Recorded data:

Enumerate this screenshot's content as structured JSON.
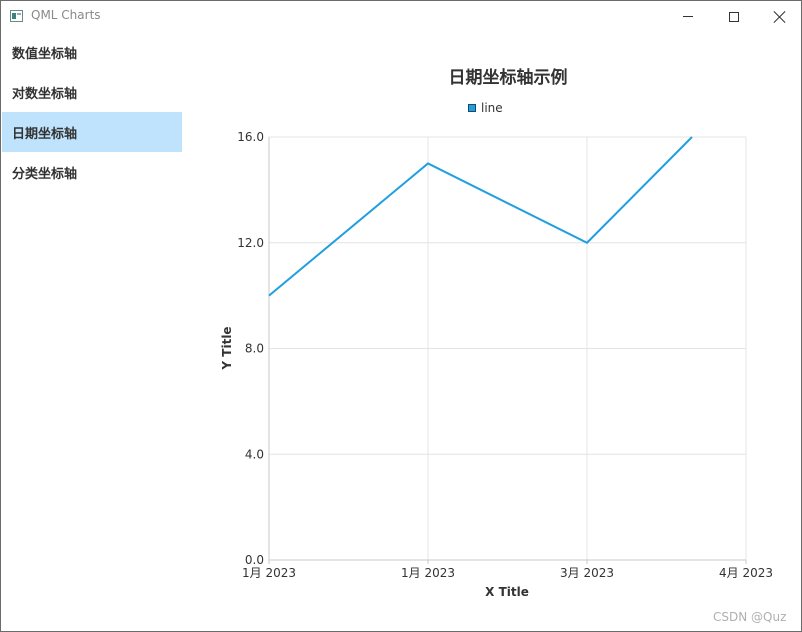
{
  "window": {
    "title": "QML Charts"
  },
  "sidebar": {
    "items": [
      {
        "label": "数值坐标轴",
        "active": false
      },
      {
        "label": "对数坐标轴",
        "active": false
      },
      {
        "label": "日期坐标轴",
        "active": true
      },
      {
        "label": "分类坐标轴",
        "active": false
      }
    ]
  },
  "colors": {
    "series": "#209fdf",
    "active_nav": "#bfe3fd",
    "grid": "#e4e4e4"
  },
  "chart_data": {
    "type": "line",
    "title": "日期坐标轴示例",
    "xlabel": "X Title",
    "ylabel": "Y Title",
    "ylim": [
      0,
      16
    ],
    "y_ticks": [
      "0.0",
      "4.0",
      "8.0",
      "12.0",
      "16.0"
    ],
    "x_tick_labels": [
      "1月 2023",
      "1月 2023",
      "3月 2023",
      "4月 2023"
    ],
    "grid": true,
    "legend_position": "top",
    "series": [
      {
        "name": "line",
        "x": [
          "2023-01-01",
          "2023-01-31",
          "2023-03-02",
          "2023-03-22"
        ],
        "values": [
          10,
          15,
          12,
          16
        ]
      }
    ]
  },
  "watermark": "CSDN @Quz"
}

§ **Required work**
Exactly reproduce the entries above, minus the pictures.

§ **Result for this exercise**
Enumerate this screenshot's content as structured JSON.
{
  "window": {
    "title": "QML Charts"
  },
  "sidebar": {
    "items": [
      {
        "label": "数值坐标轴",
        "active": false
      },
      {
        "label": "对数坐标轴",
        "active": false
      },
      {
        "label": "日期坐标轴",
        "active": true
      },
      {
        "label": "分类坐标轴",
        "active": false
      }
    ]
  },
  "colors": {
    "series": "#209fdf",
    "active_nav": "#bfe3fd",
    "grid": "#e4e4e4"
  },
  "chart_data": {
    "type": "line",
    "title": "日期坐标轴示例",
    "xlabel": "X Title",
    "ylabel": "Y Title",
    "ylim": [
      0,
      16
    ],
    "y_ticks": [
      "0.0",
      "4.0",
      "8.0",
      "12.0",
      "16.0"
    ],
    "x_tick_labels": [
      "1月 2023",
      "1月 2023",
      "3月 2023",
      "4月 2023"
    ],
    "grid": true,
    "legend_position": "top",
    "series": [
      {
        "name": "line",
        "x": [
          "2023-01-01",
          "2023-01-31",
          "2023-03-02",
          "2023-03-22"
        ],
        "values": [
          10,
          15,
          12,
          16
        ]
      }
    ]
  },
  "watermark": "CSDN @Quz"
}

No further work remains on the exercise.